# Goal of the exercise
List each line below that contains the string "mean". Matching is case-sensitive.

# Record excerpts
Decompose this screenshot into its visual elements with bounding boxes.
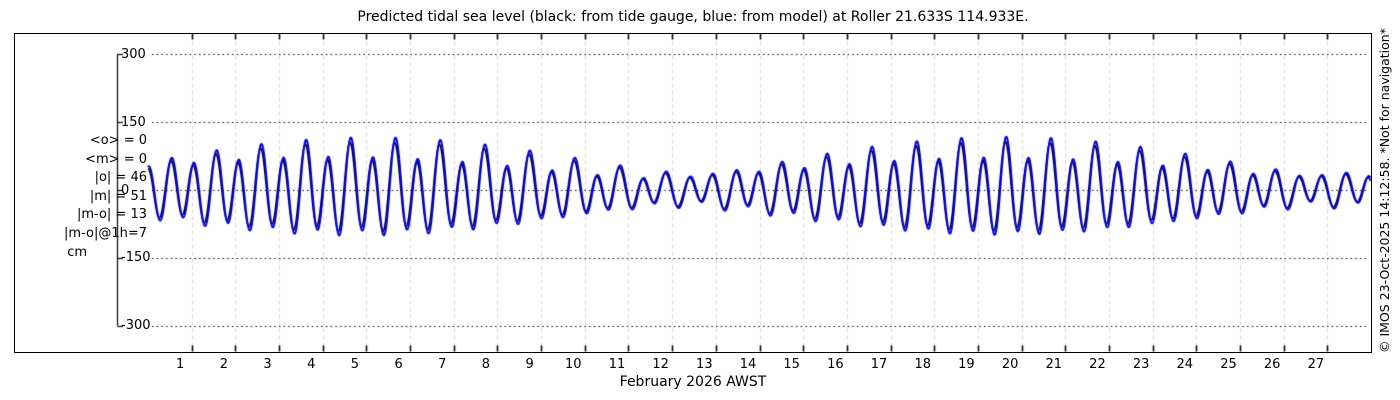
x-tick-label: 24 [1176,357,1194,372]
y-tick-label: -150 [121,250,151,266]
x-tick-label: 2 [219,357,228,372]
y-tick-label: 0 [121,182,130,198]
x-tick-label: 27 [1307,357,1325,372]
x-tick-label: 26 [1263,357,1281,372]
x-tick-label: 18 [914,357,931,372]
x-tick-label: 23 [1132,357,1150,372]
x-axis-label: February 2026 AWST [619,374,767,390]
x-tick-label: 6 [394,357,403,372]
x-tick-label: 13 [696,357,713,372]
x-tick-label: 3 [263,357,272,372]
x-tick-label: 9 [525,357,534,372]
x-tick-label: 20 [1001,357,1019,372]
y-tick-label: 150 [121,114,146,130]
stat-abs-model: |m| = 51 [89,188,147,204]
stat-abs-diff-1h: |m-o|@1h=7 [64,225,147,241]
stat-mean-model: <m> = 0 [85,151,147,167]
x-tick-label: 7 [438,357,447,372]
x-tick-label: 16 [827,357,844,372]
x-tick-label: 15 [783,357,800,372]
x-tick-label: 19 [958,357,975,372]
x-tick-label: 17 [870,357,888,372]
plot-frame [14,33,1372,353]
x-tick-label: 8 [481,357,491,372]
x-tick-label: 1 [176,357,185,372]
x-tick-label: 14 [739,357,757,372]
x-tick-label: 25 [1220,357,1237,372]
y-tick-label: 300 [121,46,146,62]
x-tick-label: 11 [608,357,626,372]
stat-abs-observed: |o| = 46 [94,170,147,186]
credit-vertical-text: © IMOS 23-Oct-2025 14:12:58. *Not for na… [1377,28,1392,353]
x-tick-label: 4 [307,357,316,372]
x-tick-label: 21 [1045,357,1063,372]
chart-title: Predicted tidal sea level (black: from t… [357,9,1029,25]
y-tick-label: -300 [121,318,151,334]
x-tick-label: 10 [565,357,582,372]
stats-block: <o> = 0 <m> = 0 |o| = 46 |m| = 51 |m-o| … [18,132,147,262]
x-tick-label: 12 [652,357,669,372]
stat-abs-diff: |m-o| = 13 [76,207,147,223]
stat-mean-observed: <o> = 0 [89,133,147,148]
x-tick-label: 5 [350,357,360,372]
x-tick-label: 22 [1089,357,1106,372]
stat-units: cm [67,244,87,260]
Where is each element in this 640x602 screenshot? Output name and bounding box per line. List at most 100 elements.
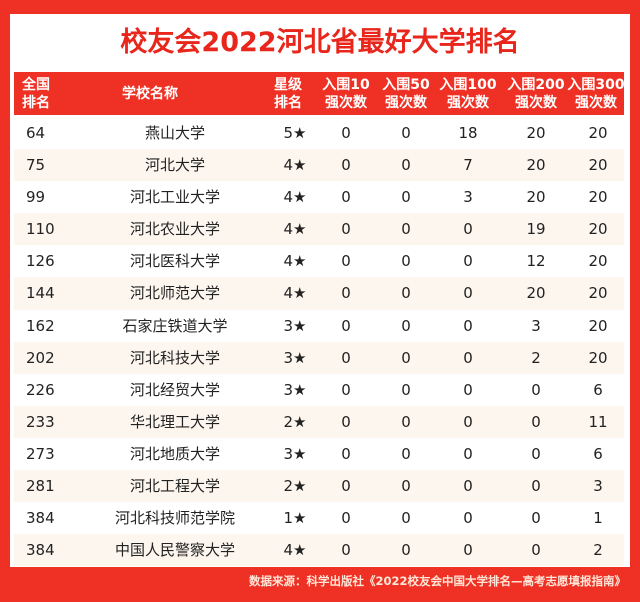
cell-t100: 0 xyxy=(463,380,473,399)
cell-t300: 20 xyxy=(588,348,608,367)
cell-t50: 0 xyxy=(401,477,411,496)
cell-t50: 0 xyxy=(401,380,411,399)
cell-name: 河北工业大学 xyxy=(129,188,220,207)
cell-t50: 0 xyxy=(401,316,411,335)
cell-t10: 0 xyxy=(341,156,351,175)
cell-name: 中国人民警察大学 xyxy=(114,541,235,560)
table-row: 64 燕山大学 5★ 0 0 18 20 20 xyxy=(14,117,624,149)
cell-t300: 20 xyxy=(588,188,608,207)
cell-t10: 0 xyxy=(341,541,351,560)
cell-stars: 3★ xyxy=(283,348,307,367)
cell-stars: 3★ xyxy=(283,316,307,335)
cell-t200: 20 xyxy=(526,188,546,207)
header-top300: 入围300 强次数 xyxy=(567,76,625,111)
header-top200: 入围200 强次数 xyxy=(507,76,565,111)
cell-t10: 0 xyxy=(341,444,351,463)
cell-t50: 0 xyxy=(401,284,411,303)
cell-stars: 1★ xyxy=(283,509,307,528)
cell-rank: 202 xyxy=(26,348,55,367)
cell-t200: 0 xyxy=(531,509,541,528)
table-row: 384 中国人民警察大学 4★ 0 0 0 0 2 xyxy=(14,534,624,567)
cell-t300: 6 xyxy=(593,380,603,399)
cell-t200: 0 xyxy=(531,477,541,496)
cell-rank: 384 xyxy=(26,509,55,528)
cell-stars: 4★ xyxy=(283,188,307,207)
cell-t200: 3 xyxy=(531,316,541,335)
cell-t200: 2 xyxy=(531,348,541,367)
cell-t300: 6 xyxy=(593,444,603,463)
cell-rank: 226 xyxy=(26,380,55,399)
table-row: 110 河北农业大学 4★ 0 0 0 19 20 xyxy=(14,213,624,246)
header-stars: 星级 排名 xyxy=(274,76,302,111)
cell-rank: 75 xyxy=(26,156,46,175)
cell-stars: 4★ xyxy=(283,541,307,560)
cell-rank: 64 xyxy=(26,124,46,142)
cell-t10: 0 xyxy=(341,252,351,271)
cell-stars: 4★ xyxy=(283,220,307,239)
cell-t300: 20 xyxy=(588,252,608,271)
cell-t50: 0 xyxy=(401,188,411,207)
cell-name: 河北师范大学 xyxy=(129,284,220,303)
cell-stars: 3★ xyxy=(283,380,307,399)
cell-t100: 0 xyxy=(463,284,473,303)
cell-t50: 0 xyxy=(401,444,411,463)
table-row: 281 河北工程大学 2★ 0 0 0 0 3 xyxy=(14,470,624,503)
cell-stars: 4★ xyxy=(283,156,307,175)
ranking-card: 校友会2022河北省最好大学排名 全国 排名 学校名称 星级 排名 入围10 强… xyxy=(10,14,630,567)
cell-t100: 0 xyxy=(463,348,473,367)
table-row: 226 河北经贸大学 3★ 0 0 0 0 6 xyxy=(14,374,624,406)
cell-t100: 0 xyxy=(463,541,473,560)
cell-t50: 0 xyxy=(401,509,411,528)
cell-t300: 20 xyxy=(588,220,608,239)
cell-t10: 0 xyxy=(341,412,351,431)
cell-name: 河北科技师范学院 xyxy=(114,509,235,528)
cell-t200: 12 xyxy=(526,252,546,271)
header-rank: 全国 排名 xyxy=(22,76,50,111)
header-name: 学校名称 xyxy=(122,85,178,102)
cell-t300: 20 xyxy=(588,316,608,335)
cell-rank: 233 xyxy=(26,412,55,431)
cell-t200: 0 xyxy=(531,541,541,560)
data-source: 数据来源：科学出版社《2022校友会中国大学排名—高考志愿填报指南》 xyxy=(248,574,626,588)
cell-t10: 0 xyxy=(341,124,351,142)
cell-t100: 7 xyxy=(463,156,473,175)
table-row: 233 华北理工大学 2★ 0 0 0 0 11 xyxy=(14,405,624,438)
cell-rank: 162 xyxy=(26,316,55,335)
cell-t100: 0 xyxy=(463,509,473,528)
cell-t10: 0 xyxy=(341,509,351,528)
cell-t300: 20 xyxy=(588,156,608,175)
cell-t50: 0 xyxy=(401,541,411,560)
cell-t300: 20 xyxy=(588,124,608,142)
cell-t300: 1 xyxy=(593,509,603,528)
cell-name: 河北大学 xyxy=(144,156,205,175)
cell-t100: 3 xyxy=(463,188,473,207)
cell-rank: 384 xyxy=(26,541,55,560)
table-row: 384 河北科技师范学院 1★ 0 0 0 0 1 xyxy=(14,502,624,534)
cell-stars: 5★ xyxy=(283,124,307,142)
cell-t100: 0 xyxy=(463,477,473,496)
cell-t100: 18 xyxy=(458,124,478,142)
cell-t200: 19 xyxy=(526,220,546,239)
cell-t200: 0 xyxy=(531,380,541,399)
cell-rank: 273 xyxy=(26,444,55,463)
cell-t10: 0 xyxy=(341,316,351,335)
cell-name: 河北地质大学 xyxy=(129,444,220,463)
cell-t300: 20 xyxy=(588,284,608,303)
table-row: 99 河北工业大学 4★ 0 0 3 20 20 xyxy=(14,181,624,213)
table-header: 全国 排名 学校名称 星级 排名 入围10 强次数 入围50 强次数 入围100… xyxy=(14,72,625,115)
cell-t200: 20 xyxy=(526,124,546,142)
cell-t10: 0 xyxy=(341,348,351,367)
cell-t100: 0 xyxy=(463,412,473,431)
cell-t100: 0 xyxy=(463,444,473,463)
cell-name: 河北农业大学 xyxy=(129,220,220,239)
cell-rank: 126 xyxy=(26,252,55,271)
cell-rank: 110 xyxy=(26,220,55,239)
table-row: 126 河北医科大学 4★ 0 0 0 12 20 xyxy=(14,245,624,277)
cell-t50: 0 xyxy=(401,412,411,431)
cell-t300: 3 xyxy=(593,477,603,496)
cell-t100: 0 xyxy=(463,252,473,271)
cell-t50: 0 xyxy=(401,348,411,367)
table-row: 202 河北科技大学 3★ 0 0 0 2 20 xyxy=(14,341,624,374)
cell-t50: 0 xyxy=(401,156,411,175)
page-title: 校友会2022河北省最好大学排名 xyxy=(120,27,520,58)
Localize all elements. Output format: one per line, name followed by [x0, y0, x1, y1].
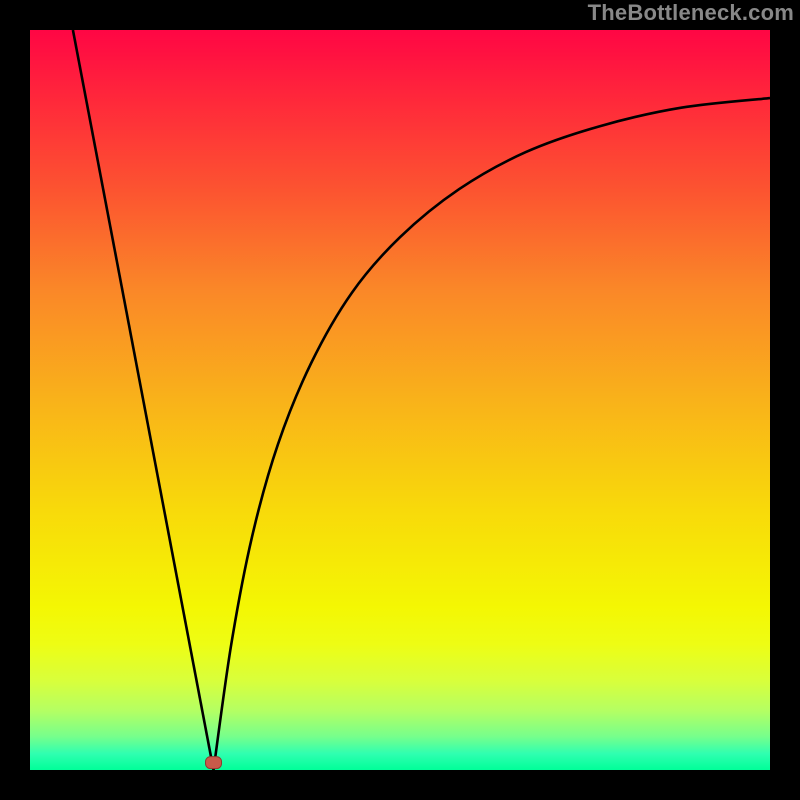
chart-svg: [0, 0, 800, 800]
image-root: TheBottleneck.com: [0, 0, 800, 800]
min-marker: [206, 757, 222, 769]
plot-background: [30, 30, 770, 770]
watermark-text: TheBottleneck.com: [588, 0, 794, 26]
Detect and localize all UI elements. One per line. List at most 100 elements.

# Correct response
stat-mean-model: <m> = 0 [85,151,147,167]
stat-mean-observed: <o> = 0 [89,133,147,148]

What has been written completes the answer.